* _WHAT THE EXERCISE ASKS_
From the entries below, tally how many lines contain "marker" and report only that figure.

==== RAW DATA ====

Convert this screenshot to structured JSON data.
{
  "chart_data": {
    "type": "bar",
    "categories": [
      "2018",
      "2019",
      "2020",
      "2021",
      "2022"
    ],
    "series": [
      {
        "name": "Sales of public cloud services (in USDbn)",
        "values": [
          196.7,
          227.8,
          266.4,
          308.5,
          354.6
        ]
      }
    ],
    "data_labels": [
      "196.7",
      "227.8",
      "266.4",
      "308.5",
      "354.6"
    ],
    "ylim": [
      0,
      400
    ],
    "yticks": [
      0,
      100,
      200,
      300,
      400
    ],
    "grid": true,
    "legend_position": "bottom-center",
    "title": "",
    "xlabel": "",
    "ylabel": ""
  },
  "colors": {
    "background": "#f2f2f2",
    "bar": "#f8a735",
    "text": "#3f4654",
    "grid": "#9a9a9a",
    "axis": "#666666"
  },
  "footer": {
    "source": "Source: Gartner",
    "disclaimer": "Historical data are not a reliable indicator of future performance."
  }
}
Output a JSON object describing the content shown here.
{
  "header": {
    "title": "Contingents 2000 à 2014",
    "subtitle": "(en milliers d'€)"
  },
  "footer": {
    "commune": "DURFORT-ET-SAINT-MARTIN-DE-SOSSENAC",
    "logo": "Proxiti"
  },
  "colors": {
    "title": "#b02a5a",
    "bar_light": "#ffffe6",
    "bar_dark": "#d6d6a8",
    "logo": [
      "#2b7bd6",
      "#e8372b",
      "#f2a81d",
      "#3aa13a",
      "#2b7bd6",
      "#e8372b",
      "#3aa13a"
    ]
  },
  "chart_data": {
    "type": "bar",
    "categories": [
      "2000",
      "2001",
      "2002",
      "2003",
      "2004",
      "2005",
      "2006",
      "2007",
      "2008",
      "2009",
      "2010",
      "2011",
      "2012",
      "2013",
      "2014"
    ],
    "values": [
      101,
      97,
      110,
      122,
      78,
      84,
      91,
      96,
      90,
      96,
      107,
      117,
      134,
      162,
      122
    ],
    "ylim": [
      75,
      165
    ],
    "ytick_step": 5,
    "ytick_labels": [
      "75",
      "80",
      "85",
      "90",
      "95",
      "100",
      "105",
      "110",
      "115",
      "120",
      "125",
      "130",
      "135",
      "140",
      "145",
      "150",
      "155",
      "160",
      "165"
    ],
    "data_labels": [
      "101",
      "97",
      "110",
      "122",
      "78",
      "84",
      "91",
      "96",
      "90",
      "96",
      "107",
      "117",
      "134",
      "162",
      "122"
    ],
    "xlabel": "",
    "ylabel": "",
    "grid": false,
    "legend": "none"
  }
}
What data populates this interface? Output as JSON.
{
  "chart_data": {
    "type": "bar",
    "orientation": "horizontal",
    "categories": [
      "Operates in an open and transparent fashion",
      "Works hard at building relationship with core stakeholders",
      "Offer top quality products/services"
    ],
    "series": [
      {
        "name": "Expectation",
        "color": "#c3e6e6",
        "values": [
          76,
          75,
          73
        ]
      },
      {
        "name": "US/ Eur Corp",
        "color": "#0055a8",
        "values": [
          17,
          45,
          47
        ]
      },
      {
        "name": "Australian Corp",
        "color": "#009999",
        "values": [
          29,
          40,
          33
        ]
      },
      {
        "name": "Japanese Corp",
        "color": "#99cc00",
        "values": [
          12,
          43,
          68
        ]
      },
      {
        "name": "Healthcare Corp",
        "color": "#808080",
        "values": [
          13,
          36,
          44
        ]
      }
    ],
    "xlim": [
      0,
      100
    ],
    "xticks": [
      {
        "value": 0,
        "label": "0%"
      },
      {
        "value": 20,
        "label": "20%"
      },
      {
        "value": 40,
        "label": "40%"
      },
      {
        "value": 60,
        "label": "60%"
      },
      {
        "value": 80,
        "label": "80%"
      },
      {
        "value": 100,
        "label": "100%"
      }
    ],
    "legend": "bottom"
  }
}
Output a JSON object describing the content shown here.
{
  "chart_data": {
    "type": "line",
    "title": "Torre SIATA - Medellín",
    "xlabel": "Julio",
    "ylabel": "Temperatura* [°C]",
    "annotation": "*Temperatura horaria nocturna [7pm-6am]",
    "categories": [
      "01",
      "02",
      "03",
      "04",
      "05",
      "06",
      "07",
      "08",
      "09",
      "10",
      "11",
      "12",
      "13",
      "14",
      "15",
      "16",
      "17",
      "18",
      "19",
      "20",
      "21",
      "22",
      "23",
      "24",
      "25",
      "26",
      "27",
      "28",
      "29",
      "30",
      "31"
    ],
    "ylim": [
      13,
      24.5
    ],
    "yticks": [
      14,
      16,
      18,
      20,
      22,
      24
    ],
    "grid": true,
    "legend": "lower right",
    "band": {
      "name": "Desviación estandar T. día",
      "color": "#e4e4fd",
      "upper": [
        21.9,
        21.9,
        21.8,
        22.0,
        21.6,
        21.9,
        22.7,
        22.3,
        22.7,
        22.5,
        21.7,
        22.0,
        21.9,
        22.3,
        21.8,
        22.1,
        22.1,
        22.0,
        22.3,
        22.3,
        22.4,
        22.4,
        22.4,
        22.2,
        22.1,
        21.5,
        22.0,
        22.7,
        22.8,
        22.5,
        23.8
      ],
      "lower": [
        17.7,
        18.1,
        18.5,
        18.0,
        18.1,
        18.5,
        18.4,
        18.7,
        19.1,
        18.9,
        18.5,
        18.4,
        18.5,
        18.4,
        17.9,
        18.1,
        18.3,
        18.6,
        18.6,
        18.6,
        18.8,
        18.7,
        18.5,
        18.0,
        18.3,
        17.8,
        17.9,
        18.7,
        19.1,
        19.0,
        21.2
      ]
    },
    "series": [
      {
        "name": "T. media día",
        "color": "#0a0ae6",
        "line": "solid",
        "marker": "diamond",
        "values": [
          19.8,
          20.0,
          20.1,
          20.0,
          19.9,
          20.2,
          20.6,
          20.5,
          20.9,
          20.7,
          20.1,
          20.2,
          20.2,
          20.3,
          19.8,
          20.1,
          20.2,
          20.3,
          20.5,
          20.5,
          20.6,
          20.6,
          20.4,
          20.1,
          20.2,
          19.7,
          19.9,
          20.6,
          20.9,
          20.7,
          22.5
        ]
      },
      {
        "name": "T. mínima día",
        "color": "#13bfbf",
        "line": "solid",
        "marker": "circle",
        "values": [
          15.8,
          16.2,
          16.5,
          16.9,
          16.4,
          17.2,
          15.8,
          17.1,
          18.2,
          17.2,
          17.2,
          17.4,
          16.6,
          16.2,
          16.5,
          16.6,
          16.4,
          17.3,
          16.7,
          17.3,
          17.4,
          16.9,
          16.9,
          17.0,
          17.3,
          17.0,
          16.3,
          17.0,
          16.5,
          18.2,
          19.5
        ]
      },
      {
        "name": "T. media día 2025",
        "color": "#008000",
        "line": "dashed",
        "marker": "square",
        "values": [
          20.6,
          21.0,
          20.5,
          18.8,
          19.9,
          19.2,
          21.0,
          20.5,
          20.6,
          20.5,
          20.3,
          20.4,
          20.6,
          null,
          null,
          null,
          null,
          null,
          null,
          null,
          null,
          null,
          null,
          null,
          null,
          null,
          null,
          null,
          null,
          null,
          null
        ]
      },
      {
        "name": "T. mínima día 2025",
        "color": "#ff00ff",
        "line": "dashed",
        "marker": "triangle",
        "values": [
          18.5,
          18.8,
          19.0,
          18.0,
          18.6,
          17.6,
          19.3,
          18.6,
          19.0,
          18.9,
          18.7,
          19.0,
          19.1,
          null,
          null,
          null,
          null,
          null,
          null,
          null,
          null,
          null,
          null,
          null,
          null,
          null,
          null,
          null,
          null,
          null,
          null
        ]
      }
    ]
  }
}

====

* _REPLY_
4